**ENTRIES SUPPLIED:**

┌──

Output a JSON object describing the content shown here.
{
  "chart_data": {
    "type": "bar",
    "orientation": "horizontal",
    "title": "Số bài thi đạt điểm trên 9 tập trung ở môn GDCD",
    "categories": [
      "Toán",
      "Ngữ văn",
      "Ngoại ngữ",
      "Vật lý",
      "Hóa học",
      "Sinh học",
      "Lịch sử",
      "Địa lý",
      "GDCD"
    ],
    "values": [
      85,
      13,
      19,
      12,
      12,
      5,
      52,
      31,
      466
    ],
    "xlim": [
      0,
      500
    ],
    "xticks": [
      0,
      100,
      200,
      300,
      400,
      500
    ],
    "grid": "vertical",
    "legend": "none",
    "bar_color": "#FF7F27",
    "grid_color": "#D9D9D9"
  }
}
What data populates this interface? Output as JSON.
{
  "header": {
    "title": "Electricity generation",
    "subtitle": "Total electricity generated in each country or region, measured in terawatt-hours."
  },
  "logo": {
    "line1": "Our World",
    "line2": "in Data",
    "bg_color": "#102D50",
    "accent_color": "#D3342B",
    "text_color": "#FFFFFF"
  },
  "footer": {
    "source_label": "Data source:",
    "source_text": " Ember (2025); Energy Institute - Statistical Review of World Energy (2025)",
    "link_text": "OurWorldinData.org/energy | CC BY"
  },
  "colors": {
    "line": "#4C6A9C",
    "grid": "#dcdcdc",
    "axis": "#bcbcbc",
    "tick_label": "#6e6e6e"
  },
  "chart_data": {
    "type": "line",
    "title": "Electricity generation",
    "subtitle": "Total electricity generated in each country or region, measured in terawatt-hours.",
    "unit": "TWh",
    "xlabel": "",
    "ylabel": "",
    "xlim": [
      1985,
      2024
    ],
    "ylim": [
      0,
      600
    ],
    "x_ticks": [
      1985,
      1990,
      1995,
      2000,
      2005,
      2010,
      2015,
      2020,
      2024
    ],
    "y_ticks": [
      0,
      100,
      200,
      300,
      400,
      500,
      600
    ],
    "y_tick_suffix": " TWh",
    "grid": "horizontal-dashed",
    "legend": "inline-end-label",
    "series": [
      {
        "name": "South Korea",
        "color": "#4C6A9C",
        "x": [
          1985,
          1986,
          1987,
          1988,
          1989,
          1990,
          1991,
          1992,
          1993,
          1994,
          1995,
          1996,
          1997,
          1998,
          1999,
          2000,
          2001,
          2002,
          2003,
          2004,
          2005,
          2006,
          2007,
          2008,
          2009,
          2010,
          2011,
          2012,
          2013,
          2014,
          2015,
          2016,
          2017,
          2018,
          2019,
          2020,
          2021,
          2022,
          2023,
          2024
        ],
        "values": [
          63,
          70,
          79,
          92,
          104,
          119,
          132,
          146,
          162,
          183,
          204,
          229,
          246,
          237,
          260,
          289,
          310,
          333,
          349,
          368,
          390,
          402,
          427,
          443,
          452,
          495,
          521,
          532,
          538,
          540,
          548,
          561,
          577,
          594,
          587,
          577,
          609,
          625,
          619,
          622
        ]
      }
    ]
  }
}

└──

**TASK REQUIREMENTS:**
Only the number is wanted: how many lines of the material contain the word "generated"?

**RESULT OF THE EXERCISE:**
2